WHAT IS NEEDED:
Exactly as written, print each record in the listing.
-- START RECORDED DATA --
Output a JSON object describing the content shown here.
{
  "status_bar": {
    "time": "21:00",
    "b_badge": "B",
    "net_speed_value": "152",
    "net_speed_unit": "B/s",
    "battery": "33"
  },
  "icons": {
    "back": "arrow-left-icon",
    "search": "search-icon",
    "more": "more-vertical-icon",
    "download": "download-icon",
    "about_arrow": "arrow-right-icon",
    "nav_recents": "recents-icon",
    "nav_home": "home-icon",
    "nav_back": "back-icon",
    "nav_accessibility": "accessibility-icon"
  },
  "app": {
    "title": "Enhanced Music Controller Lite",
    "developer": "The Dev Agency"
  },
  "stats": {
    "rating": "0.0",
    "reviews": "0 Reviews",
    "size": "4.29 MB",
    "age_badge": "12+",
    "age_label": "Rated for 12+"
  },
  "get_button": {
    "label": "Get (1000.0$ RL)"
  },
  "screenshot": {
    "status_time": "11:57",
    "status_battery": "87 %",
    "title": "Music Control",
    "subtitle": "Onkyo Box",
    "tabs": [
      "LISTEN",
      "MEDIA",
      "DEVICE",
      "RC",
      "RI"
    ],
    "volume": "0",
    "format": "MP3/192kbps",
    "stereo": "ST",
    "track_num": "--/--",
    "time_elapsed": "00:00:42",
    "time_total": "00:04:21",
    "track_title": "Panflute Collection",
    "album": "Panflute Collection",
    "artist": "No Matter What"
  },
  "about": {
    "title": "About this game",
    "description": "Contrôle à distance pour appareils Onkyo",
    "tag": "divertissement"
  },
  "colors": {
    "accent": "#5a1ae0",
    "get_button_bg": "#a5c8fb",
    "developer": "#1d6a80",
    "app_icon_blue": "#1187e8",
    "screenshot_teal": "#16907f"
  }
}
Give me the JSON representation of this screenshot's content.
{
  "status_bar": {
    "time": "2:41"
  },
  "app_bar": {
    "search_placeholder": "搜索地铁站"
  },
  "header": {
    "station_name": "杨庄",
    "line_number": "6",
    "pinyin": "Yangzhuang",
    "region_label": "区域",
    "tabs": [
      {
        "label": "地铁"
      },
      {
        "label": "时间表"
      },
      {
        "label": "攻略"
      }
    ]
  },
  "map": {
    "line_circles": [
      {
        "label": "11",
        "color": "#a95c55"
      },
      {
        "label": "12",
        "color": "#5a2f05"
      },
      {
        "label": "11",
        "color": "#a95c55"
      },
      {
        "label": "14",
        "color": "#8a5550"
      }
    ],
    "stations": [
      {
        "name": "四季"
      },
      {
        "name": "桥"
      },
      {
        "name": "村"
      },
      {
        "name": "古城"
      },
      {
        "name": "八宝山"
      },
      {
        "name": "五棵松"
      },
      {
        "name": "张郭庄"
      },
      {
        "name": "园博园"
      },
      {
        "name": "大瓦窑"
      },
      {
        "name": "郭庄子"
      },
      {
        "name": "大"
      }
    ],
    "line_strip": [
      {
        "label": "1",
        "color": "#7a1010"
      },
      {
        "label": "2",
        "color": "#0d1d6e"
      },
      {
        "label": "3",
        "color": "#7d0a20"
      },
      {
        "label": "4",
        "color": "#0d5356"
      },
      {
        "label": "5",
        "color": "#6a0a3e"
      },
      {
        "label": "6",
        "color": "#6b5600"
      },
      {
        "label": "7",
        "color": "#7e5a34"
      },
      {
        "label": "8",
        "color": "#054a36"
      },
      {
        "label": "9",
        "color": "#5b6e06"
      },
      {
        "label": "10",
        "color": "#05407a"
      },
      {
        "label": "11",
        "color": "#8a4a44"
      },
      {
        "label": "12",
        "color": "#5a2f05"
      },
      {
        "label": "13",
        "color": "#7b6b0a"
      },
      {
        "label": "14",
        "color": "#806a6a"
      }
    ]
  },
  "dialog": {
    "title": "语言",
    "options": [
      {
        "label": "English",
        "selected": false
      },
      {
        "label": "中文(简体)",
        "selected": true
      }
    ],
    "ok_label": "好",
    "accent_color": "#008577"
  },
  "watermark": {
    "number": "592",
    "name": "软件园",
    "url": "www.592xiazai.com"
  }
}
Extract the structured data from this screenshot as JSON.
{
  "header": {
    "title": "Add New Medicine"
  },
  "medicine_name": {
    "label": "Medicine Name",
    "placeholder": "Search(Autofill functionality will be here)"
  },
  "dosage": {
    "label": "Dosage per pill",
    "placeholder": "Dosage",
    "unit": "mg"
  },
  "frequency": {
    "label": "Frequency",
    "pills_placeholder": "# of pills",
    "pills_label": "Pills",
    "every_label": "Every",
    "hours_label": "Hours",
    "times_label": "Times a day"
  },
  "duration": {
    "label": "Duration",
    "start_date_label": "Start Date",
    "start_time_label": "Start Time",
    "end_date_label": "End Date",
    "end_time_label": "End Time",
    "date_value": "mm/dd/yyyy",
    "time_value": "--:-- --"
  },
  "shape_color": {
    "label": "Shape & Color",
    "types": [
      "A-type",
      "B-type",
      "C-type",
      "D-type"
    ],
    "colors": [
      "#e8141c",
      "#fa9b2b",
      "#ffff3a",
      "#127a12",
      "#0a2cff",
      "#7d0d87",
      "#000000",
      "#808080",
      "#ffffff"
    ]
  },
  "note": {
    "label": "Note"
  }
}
-- END RECORDED DATA --
EXPECTED ANSWER:
Output a JSON object describing the content shown here.
{
  "status_bar": {
    "time": "21:00",
    "b_badge": "B",
    "net_speed_value": "152",
    "net_speed_unit": "B/s",
    "battery": "33"
  },
  "icons": {
    "back": "arrow-left-icon",
    "search": "search-icon",
    "more": "more-vertical-icon",
    "download": "download-icon",
    "about_arrow": "arrow-right-icon",
    "nav_recents": "recents-icon",
    "nav_home": "home-icon",
    "nav_back": "back-icon",
    "nav_accessibility": "accessibility-icon"
  },
  "app": {
    "title": "Enhanced Music Controller Lite",
    "developer": "The Dev Agency"
  },
  "stats": {
    "rating": "0.0",
    "reviews": "0 Reviews",
    "size": "4.29 MB",
    "age_badge": "12+",
    "age_label": "Rated for 12+"
  },
  "get_button": {
    "label": "Get (1000.0$ RL)"
  },
  "screenshot": {
    "status_time": "11:57",
    "status_battery": "87 %",
    "title": "Music Control",
    "subtitle": "Onkyo Box",
    "tabs": [
      "LISTEN",
      "MEDIA",
      "DEVICE",
      "RC",
      "RI"
    ],
    "volume": "0",
    "format": "MP3/192kbps",
    "stereo": "ST",
    "track_num": "--/--",
    "time_elapsed": "00:00:42",
    "time_total": "00:04:21",
    "track_title": "Panflute Collection",
    "album": "Panflute Collection",
    "artist": "No Matter What"
  },
  "about": {
    "title": "About this game",
    "description": "Contrôle à distance pour appareils Onkyo",
    "tag": "divertissement"
  },
  "colors": {
    "accent": "#5a1ae0",
    "get_button_bg": "#a5c8fb",
    "developer": "#1d6a80",
    "app_icon_blue": "#1187e8",
    "screenshot_teal": "#16907f"
  }
}
Give me the JSON representation of this screenshot's content.
{
  "status_bar": {
    "time": "2:41"
  },
  "app_bar": {
    "search_placeholder": "搜索地铁站"
  },
  "header": {
    "station_name": "杨庄",
    "line_number": "6",
    "pinyin": "Yangzhuang",
    "region_label": "区域",
    "tabs": [
      {
        "label": "地铁"
      },
      {
        "label": "时间表"
      },
      {
        "label": "攻略"
      }
    ]
  },
  "map": {
    "line_circles": [
      {
        "label": "11",
        "color": "#a95c55"
      },
      {
        "label": "12",
        "color": "#5a2f05"
      },
      {
        "label": "11",
        "color": "#a95c55"
      },
      {
        "label": "14",
        "color": "#8a5550"
      }
    ],
    "stations": [
      {
        "name": "四季"
      },
      {
        "name": "桥"
      },
      {
        "name": "村"
      },
      {
        "name": "古城"
      },
      {
        "name": "八宝山"
      },
      {
        "name": "五棵松"
      },
      {
        "name": "张郭庄"
      },
      {
        "name": "园博园"
      },
      {
        "name": "大瓦窑"
      },
      {
        "name": "郭庄子"
      },
      {
        "name": "大"
      }
    ],
    "line_strip": [
      {
        "label": "1",
        "color": "#7a1010"
      },
      {
        "label": "2",
        "color": "#0d1d6e"
      },
      {
        "label": "3",
        "color": "#7d0a20"
      },
      {
        "label": "4",
        "color": "#0d5356"
      },
      {
        "label": "5",
        "color": "#6a0a3e"
      },
      {
        "label": "6",
        "color": "#6b5600"
      },
      {
        "label": "7",
        "color": "#7e5a34"
      },
      {
        "label": "8",
        "color": "#054a36"
      },
      {
        "label": "9",
        "color": "#5b6e06"
      },
      {
        "label": "10",
        "color": "#05407a"
      },
      {
        "label": "11",
        "color": "#8a4a44"
      },
      {
        "label": "12",
        "color": "#5a2f05"
      },
      {
        "label": "13",
        "color": "#7b6b0a"
      },
      {
        "label": "14",
        "color": "#806a6a"
      }
    ]
  },
  "dialog": {
    "title": "语言",
    "options": [
      {
        "label": "English",
        "selected": false
      },
      {
        "label": "中文(简体)",
        "selected": true
      }
    ],
    "ok_label": "好",
    "accent_color": "#008577"
  },
  "watermark": {
    "number": "592",
    "name": "软件园",
    "url": "www.592xiazai.com"
  }
}
Extract the structured data from this screenshot as JSON.
{
  "header": {
    "title": "Add New Medicine"
  },
  "medicine_name": {
    "label": "Medicine Name",
    "placeholder": "Search(Autofill functionality will be here)"
  },
  "dosage": {
    "label": "Dosage per pill",
    "placeholder": "Dosage",
    "unit": "mg"
  },
  "frequency": {
    "label": "Frequency",
    "pills_placeholder": "# of pills",
    "pills_label": "Pills",
    "every_label": "Every",
    "hours_label": "Hours",
    "times_label": "Times a day"
  },
  "duration": {
    "label": "Duration",
    "start_date_label": "Start Date",
    "start_time_label": "Start Time",
    "end_date_label": "End Date",
    "end_time_label": "End Time",
    "date_value": "mm/dd/yyyy",
    "time_value": "--:-- --"
  },
  "shape_color": {
    "label": "Shape & Color",
    "types": [
      "A-type",
      "B-type",
      "C-type",
      "D-type"
    ],
    "colors": [
      "#e8141c",
      "#fa9b2b",
      "#ffff3a",
      "#127a12",
      "#0a2cff",
      "#7d0d87",
      "#000000",
      "#808080",
      "#ffffff"
    ]
  },
  "note": {
    "label": "Note"
  }
}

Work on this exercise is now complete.